*What to produce*. Quote all of the data exactly as given. Skip every picture it contains.

▽

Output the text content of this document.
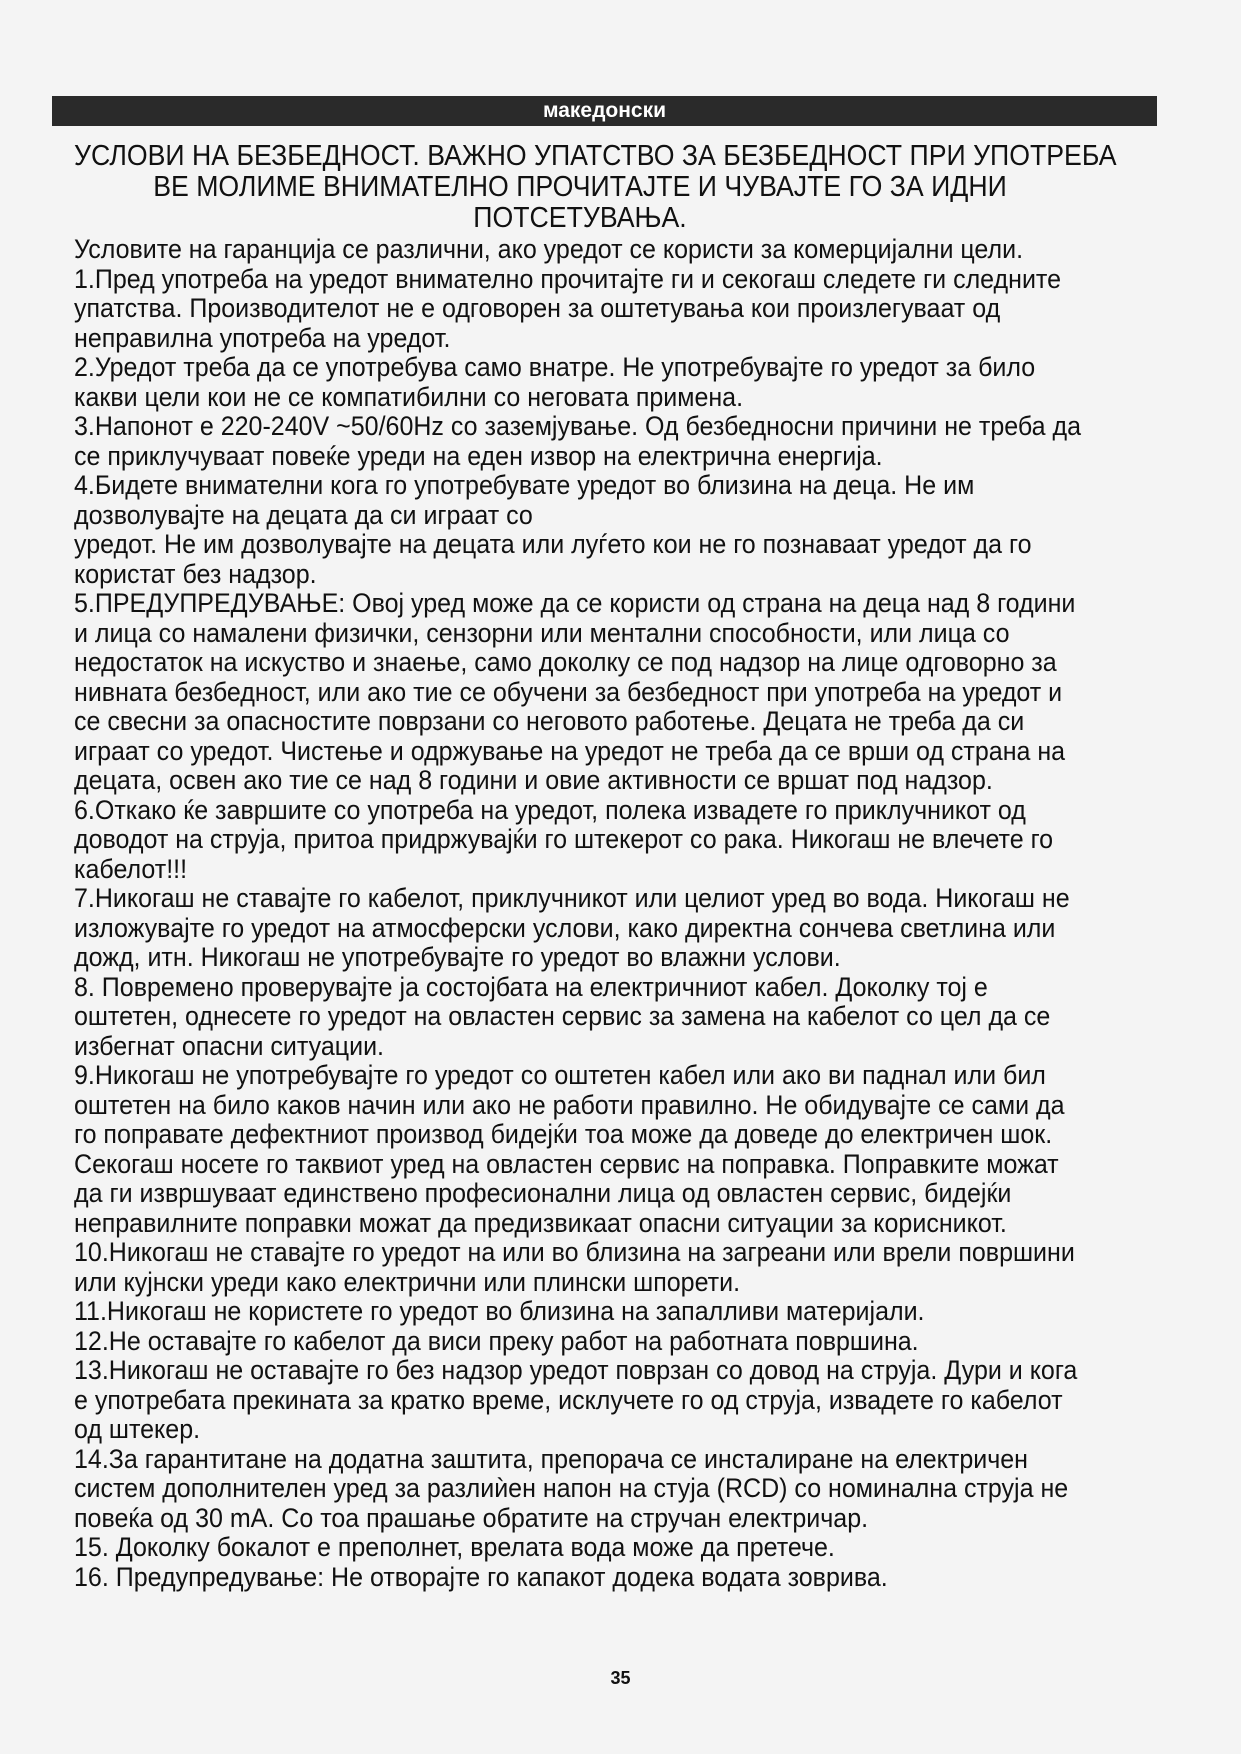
македонски
УСЛОВИ НА БЕЗБЕДНОСТ. ВАЖНО УПАТСТВО ЗА БЕЗБЕДНОСТ ПРИ УПОТРЕБА
ВЕ МОЛИМЕ ВНИМАТЕЛНО ПРОЧИТАЈТЕ И ЧУВАЈТЕ ГО ЗА ИДНИ
ПОТСЕТУВАЊА.

Условите на гаранција се различни, ако уредот се користи за комерцијални цели.

1.Пред употреба на уредот внимателно прочитајте ги и секогаш следете ги следните упатства. Производителот не е одговорен за оштетувања кои произлегуваат од неправилна употреба на уредот.

2.Уредот треба да се употребува само внатре. Не употребувајте го уредот за било какви цели кои не се компатибилни со неговата примена.

3.Напонот е 220-240V ~50/60Hz со заземјување. Од безбедносни причини не треба да се приклучуваат повеќе уреди на еден извор на електрична енергија.

4.Бидете внимателни кога го употребувате уредот во близина на деца. Не им дозволувајте на децата да си играат со

уредот. Не им дозволувајте на децата или луѓето кои не го познаваат уредот да го користат без надзор.

5.ПРЕДУПРЕДУВАЊЕ: Овој уред може да се користи од страна на деца над 8 години и лица со намалени физички, сензорни или ментални способности, или лица со недостаток на искуство и знаење, само доколку се под надзор на лице одговорно за нивната безбедност, или ако тие се обучени за безбедност при употреба на уредот и се свесни за опасностите поврзани со неговото работење. Децата не треба да си играат со уредот. Чистење и одржување на уредот не треба да се врши од страна на децата, освен ако тие се над 8 години и овие активности се вршат под надзор.

6.Откако ќе завршите со употреба на уредот, полека извадете го приклучникот од доводот на струја, притоа придржувајќи го штекерот со рака. Никогаш не влечете го кабелот!!!

7.Никогаш не ставајте го кабелот, приклучникот или целиот уред во вода. Никогаш не изложувајте го уредот на атмосферски услови, како директна сончева светлина или дожд, итн. Никогаш не употребувајте го уредот во влажни услови.

8. Повремено проверувајте ја состојбата на електричниот кабел. Доколку тој е оштетен, однесете го уредот на овластен сервис за замена на кабелот со цел да се избегнат опасни ситуации.

9.Никогаш не употребувајте го уредот со оштетен кабел или ако ви паднал или бил оштетен на било каков начин или ако не работи правилно. Не обидувајте се сами да го поправате дефектниот производ бидејќи тоа може да доведе до електричен шок. Секогаш носете го таквиот уред на овластен сервис на поправка. Поправките можат да ги извршуваат единствено професионални лица од овластен сервис, бидејќи неправилните поправки можат да предизвикаат опасни ситуации за корисникот.

10.Никогаш не ставајте го уредот на или во близина на загреани или врели површини или кујнски уреди како електрични или плински шпорети.

11.Никогаш не користете го уредот во близина на запалливи материјали.

12.Не оставајте го кабелот да виси преку работ на работната површина.

13.Никогаш не оставајте го без надзор уредот поврзан со довод на струја. Дури и кога е употребата прекината за кратко време, исклучете го од струја, извадете го кабелот од штекер.

14.За гарантитане на додатна заштита, препорача се инсталиране на електричен систем дополнителен уред за разлиѝен напон на стуја (RCD) со номинална струја не повеќа од 30 mA. Со тоа прашање обратите на стручан електричар.

15. Доколку бокалот е преполнет, врелата вода може да претече.

16. Предупредување: Не отворајте го капакот додека водата зоврива.

35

△

*Expected answer*.
Output the text content of this document.
македонски
УСЛОВИ НА БЕЗБЕДНОСТ. ВАЖНО УПАТСТВО ЗА БЕЗБЕДНОСТ ПРИ УПОТРЕБА
ВЕ МОЛИМЕ ВНИМАТЕЛНО ПРОЧИТАЈТЕ И ЧУВАЈТЕ ГО ЗА ИДНИ
ПОТСЕТУВАЊА.

Условите на гаранција се различни, ако уредот се користи за комерцијални цели.

1.Пред употреба на уредот внимателно прочитајте ги и секогаш следете ги следните упатства. Производителот не е одговорен за оштетувања кои произлегуваат од неправилна употреба на уредот.

2.Уредот треба да се употребува само внатре. Не употребувајте го уредот за било какви цели кои не се компатибилни со неговата примена.

3.Напонот е 220-240V ~50/60Hz со заземјување. Од безбедносни причини не треба да се приклучуваат повеќе уреди на еден извор на електрична енергија.

4.Бидете внимателни кога го употребувате уредот во близина на деца. Не им дозволувајте на децата да си играат со

уредот. Не им дозволувајте на децата или луѓето кои не го познаваат уредот да го користат без надзор.

5.ПРЕДУПРЕДУВАЊЕ: Овој уред може да се користи од страна на деца над 8 години и лица со намалени физички, сензорни или ментални способности, или лица со недостаток на искуство и знаење, само доколку се под надзор на лице одговорно за нивната безбедност, или ако тие се обучени за безбедност при употреба на уредот и се свесни за опасностите поврзани со неговото работење. Децата не треба да си играат со уредот. Чистење и одржување на уредот не треба да се врши од страна на децата, освен ако тие се над 8 години и овие активности се вршат под надзор.

6.Откако ќе завршите со употреба на уредот, полека извадете го приклучникот од доводот на струја, притоа придржувајќи го штекерот со рака. Никогаш не влечете го кабелот!!!

7.Никогаш не ставајте го кабелот, приклучникот или целиот уред во вода. Никогаш не изложувајте го уредот на атмосферски услови, како директна сончева светлина или дожд, итн. Никогаш не употребувајте го уредот во влажни услови.

8. Повремено проверувајте ја состојбата на електричниот кабел. Доколку тој е оштетен, однесете го уредот на овластен сервис за замена на кабелот со цел да се избегнат опасни ситуации.

9.Никогаш не употребувајте го уредот со оштетен кабел или ако ви паднал или бил оштетен на било каков начин или ако не работи правилно. Не обидувајте се сами да го поправате дефектниот производ бидејќи тоа може да доведе до електричен шок. Секогаш носете го таквиот уред на овластен сервис на поправка. Поправките можат да ги извршуваат единствено професионални лица од овластен сервис, бидејќи неправилните поправки можат да предизвикаат опасни ситуации за корисникот.

10.Никогаш не ставајте го уредот на или во близина на загреани или врели површини или кујнски уреди како електрични или плински шпорети.

11.Никогаш не користете го уредот во близина на запалливи материјали.

12.Не оставајте го кабелот да виси преку работ на работната површина.

13.Никогаш не оставајте го без надзор уредот поврзан со довод на струја. Дури и кога е употребата прекината за кратко време, исклучете го од струја, извадете го кабелот од штекер.

14.За гарантитане на додатна заштита, препорача се инсталиране на електричен систем дополнителен уред за разлиѝен напон на стуја (RCD) со номинална струја не повеќа од 30 mA. Со тоа прашање обратите на стручан електричар.

15. Доколку бокалот е преполнет, врелата вода може да претече.

16. Предупредување: Не отворајте го капакот додека водата зоврива.

35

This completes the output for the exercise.